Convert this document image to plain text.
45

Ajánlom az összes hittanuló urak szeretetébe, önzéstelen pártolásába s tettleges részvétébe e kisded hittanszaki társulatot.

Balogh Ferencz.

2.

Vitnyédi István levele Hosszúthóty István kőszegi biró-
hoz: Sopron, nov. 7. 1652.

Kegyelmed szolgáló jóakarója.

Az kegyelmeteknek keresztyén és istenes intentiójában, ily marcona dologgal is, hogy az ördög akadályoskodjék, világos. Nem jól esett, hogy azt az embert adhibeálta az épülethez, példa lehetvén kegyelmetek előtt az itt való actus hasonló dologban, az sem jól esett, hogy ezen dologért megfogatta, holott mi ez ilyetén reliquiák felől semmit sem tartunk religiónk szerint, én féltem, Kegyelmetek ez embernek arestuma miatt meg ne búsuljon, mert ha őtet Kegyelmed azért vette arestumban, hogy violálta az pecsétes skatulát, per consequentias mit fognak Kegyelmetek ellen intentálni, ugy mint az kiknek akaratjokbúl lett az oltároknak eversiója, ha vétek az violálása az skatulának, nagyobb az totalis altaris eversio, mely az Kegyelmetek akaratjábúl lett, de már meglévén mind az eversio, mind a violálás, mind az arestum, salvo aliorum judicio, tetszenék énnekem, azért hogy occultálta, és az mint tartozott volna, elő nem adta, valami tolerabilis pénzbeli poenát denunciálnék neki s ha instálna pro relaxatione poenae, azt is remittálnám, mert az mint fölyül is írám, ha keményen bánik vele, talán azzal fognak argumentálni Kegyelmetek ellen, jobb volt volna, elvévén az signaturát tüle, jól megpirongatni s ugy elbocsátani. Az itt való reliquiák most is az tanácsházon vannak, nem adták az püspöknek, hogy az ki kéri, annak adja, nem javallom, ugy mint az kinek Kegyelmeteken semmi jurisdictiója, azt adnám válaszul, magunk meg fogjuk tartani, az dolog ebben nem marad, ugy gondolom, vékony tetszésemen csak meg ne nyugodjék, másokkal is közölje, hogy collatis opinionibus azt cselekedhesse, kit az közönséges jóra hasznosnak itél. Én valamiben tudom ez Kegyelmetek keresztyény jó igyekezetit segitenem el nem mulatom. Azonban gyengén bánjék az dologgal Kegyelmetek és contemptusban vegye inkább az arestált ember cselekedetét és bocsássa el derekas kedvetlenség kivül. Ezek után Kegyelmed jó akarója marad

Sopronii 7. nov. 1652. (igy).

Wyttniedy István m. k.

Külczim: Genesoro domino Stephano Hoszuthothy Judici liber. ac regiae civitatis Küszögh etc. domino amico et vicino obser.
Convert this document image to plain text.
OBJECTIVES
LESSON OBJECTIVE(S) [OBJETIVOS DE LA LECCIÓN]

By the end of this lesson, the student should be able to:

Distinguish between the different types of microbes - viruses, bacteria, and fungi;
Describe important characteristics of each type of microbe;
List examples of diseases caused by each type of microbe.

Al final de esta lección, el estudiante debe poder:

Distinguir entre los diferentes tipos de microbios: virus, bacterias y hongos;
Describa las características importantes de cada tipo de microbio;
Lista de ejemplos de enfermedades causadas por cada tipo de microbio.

————

Exercise details – In this exercise, give every record above again exactly.

Solution –
Convert this document image to plain text.
45

Ajánlom az összes hittanuló urak szeretetébe, önzéstelen pártolásába s tettleges részvétébe e kisded hittanszaki társulatot.

Balogh Ferencz.

2.

Vitnyédi István levele Hosszúthóty István kőszegi biró-
hoz: Sopron, nov. 7. 1652.

Kegyelmed szolgáló jóakarója.

Az kegyelmeteknek keresztyén és istenes intentiójában, ily marcona dologgal is, hogy az ördög akadályoskodjék, világos. Nem jól esett, hogy azt az embert adhibeálta az épülethez, példa lehetvén kegyelmetek előtt az itt való actus hasonló dologban, az sem jól esett, hogy ezen dologért megfogatta, holott mi ez ilyetén reliquiák felől semmit sem tartunk religiónk szerint, én féltem, Kegyelmetek ez embernek arestuma miatt meg ne búsuljon, mert ha őtet Kegyelmed azért vette arestumban, hogy violálta az pecsétes skatulát, per consequentias mit fognak Kegyelmetek ellen intentálni, ugy mint az kiknek akaratjokbúl lett az oltároknak eversiója, ha vétek az violálása az skatulának, nagyobb az totalis altaris eversio, mely az Kegyelmetek akaratjábúl lett, de már meglévén mind az eversio, mind a violálás, mind az arestum, salvo aliorum judicio, tetszenék énnekem, azért hogy occultálta, és az mint tartozott volna, elő nem adta, valami tolerabilis pénzbeli poenát denunciálnék neki s ha instálna pro relaxatione poenae, azt is remittálnám, mert az mint fölyül is írám, ha keményen bánik vele, talán azzal fognak argumentálni Kegyelmetek ellen, jobb volt volna, elvévén az signaturát tüle, jól megpirongatni s ugy elbocsátani. Az itt való reliquiák most is az tanácsházon vannak, nem adták az püspöknek, hogy az ki kéri, annak adja, nem javallom, ugy mint az kinek Kegyelmeteken semmi jurisdictiója, azt adnám válaszul, magunk meg fogjuk tartani, az dolog ebben nem marad, ugy gondolom, vékony tetszésemen csak meg ne nyugodjék, másokkal is közölje, hogy collatis opinionibus azt cselekedhesse, kit az közönséges jóra hasznosnak itél. Én valamiben tudom ez Kegyelmetek keresztyény jó igyekezetit segitenem el nem mulatom. Azonban gyengén bánjék az dologgal Kegyelmetek és contemptusban vegye inkább az arestált ember cselekedetét és bocsássa el derekas kedvetlenség kivül. Ezek után Kegyelmed jó akarója marad

Sopronii 7. nov. 1652. (igy).

Wyttniedy István m. k.

Külczim: Genesoro domino Stephano Hoszuthothy Judici liber. ac regiae civitatis Küszögh etc. domino amico et vicino obser.
Convert this document image to plain text.
OBJECTIVES
LESSON OBJECTIVE(S) [OBJETIVOS DE LA LECCIÓN]

By the end of this lesson, the student should be able to:

Distinguish between the different types of microbes - viruses, bacteria, and fungi;
Describe important characteristics of each type of microbe;
List examples of diseases caused by each type of microbe.

Al final de esta lección, el estudiante debe poder:

Distinguir entre los diferentes tipos de microbios: virus, bacterias y hongos;
Describa las características importantes de cada tipo de microbio;
Lista de ejemplos de enfermedades causadas por cada tipo de microbio.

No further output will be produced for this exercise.